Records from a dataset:
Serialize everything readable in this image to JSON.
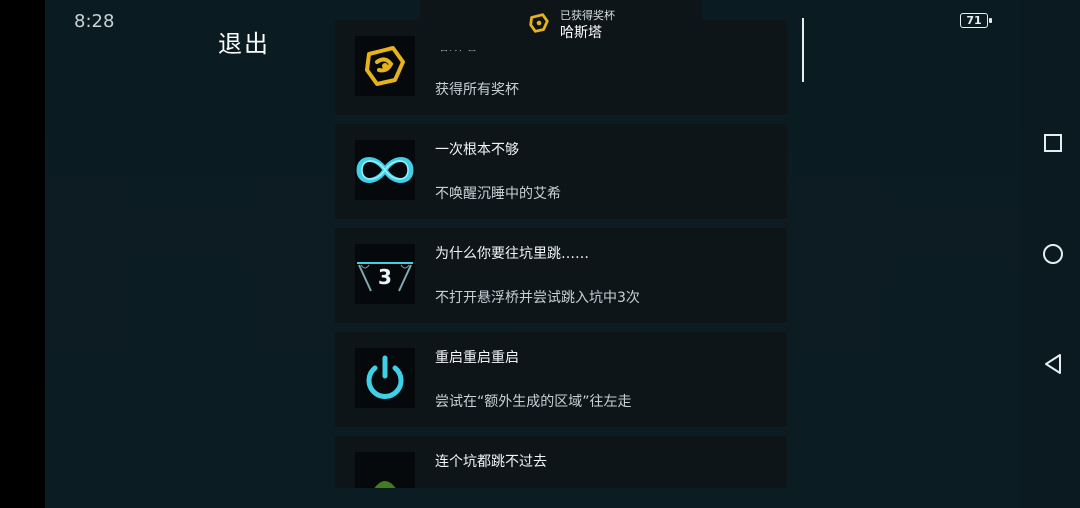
{
  "status_bar": {
    "time": "8:28",
    "battery_level": "71"
  },
  "header": {
    "exit_label": "退出"
  },
  "toast": {
    "label": "已获得奖杯",
    "name": "哈斯塔"
  },
  "achievements": [
    {
      "title": "哈斯塔",
      "desc": "获得所有奖杯",
      "icon": "hastur-emblem-icon"
    },
    {
      "title": "一次根本不够",
      "desc": "不唤醒沉睡中的艾希",
      "icon": "infinity-icon"
    },
    {
      "title": "为什么你要往坑里跳……",
      "desc": "不打开悬浮桥并尝试跳入坑中3次",
      "icon": "bridge-three-icon",
      "badge": "3"
    },
    {
      "title": "重启重启重启",
      "desc": "尝试在“额外生成的区域”往左走",
      "icon": "power-icon"
    },
    {
      "title": "连个坑都跳不过去",
      "desc": "",
      "icon": "green-skull-icon"
    }
  ],
  "nav": {
    "recents": "square-icon",
    "home": "circle-icon",
    "back": "triangle-back-icon"
  },
  "colors": {
    "background": "#0a1a20",
    "card": "#0e1519",
    "accent_cyan": "#3fd0e8",
    "gold": "#e8b21a"
  }
}
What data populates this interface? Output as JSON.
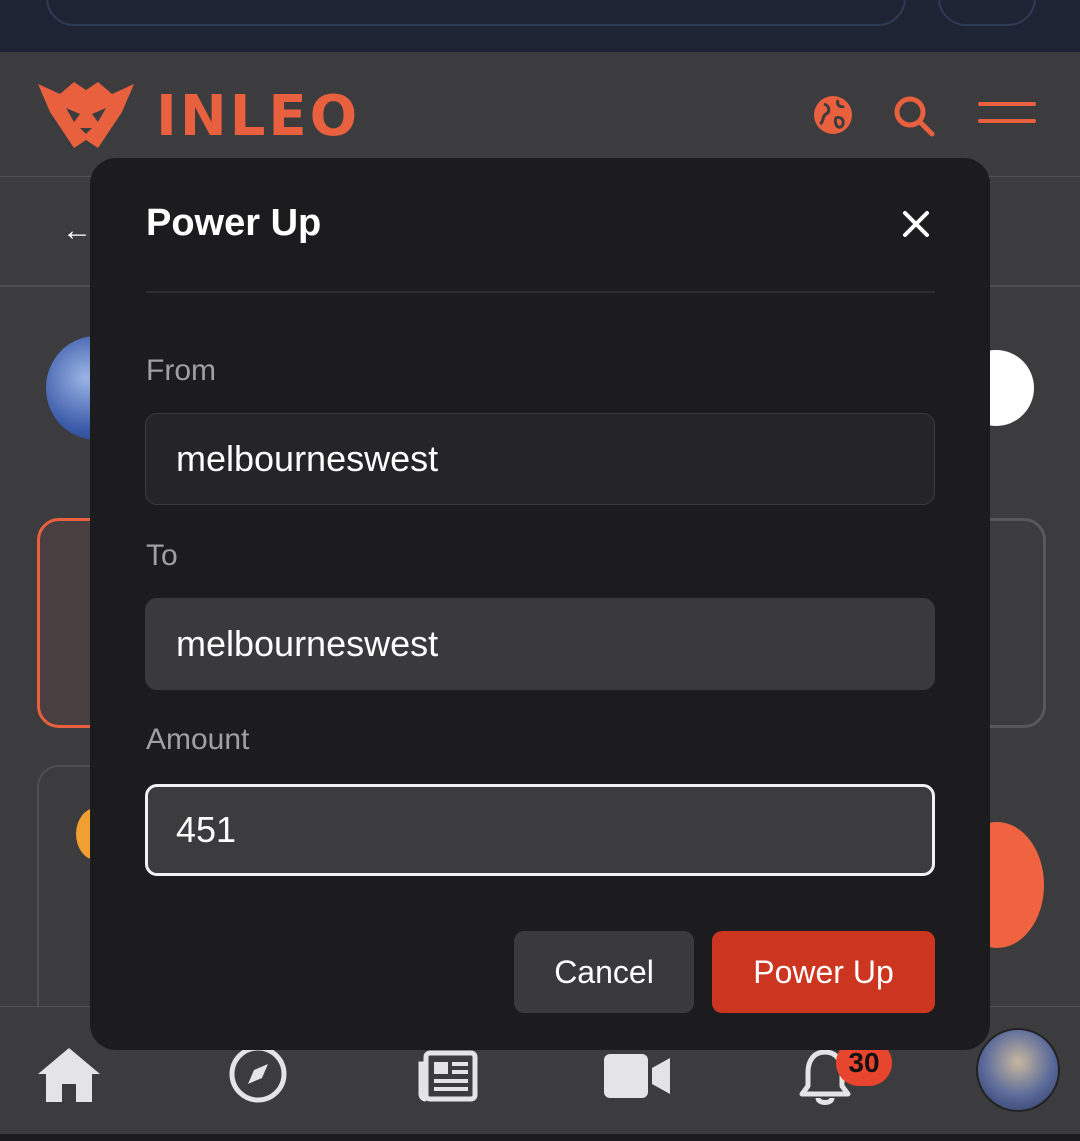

_Work required_:
Read through the entries and copy each line in which "JSON" appears.

_Result of the task_:
Serialize everything readable in this image to JSON.
What data populates this interface? Output as JSON.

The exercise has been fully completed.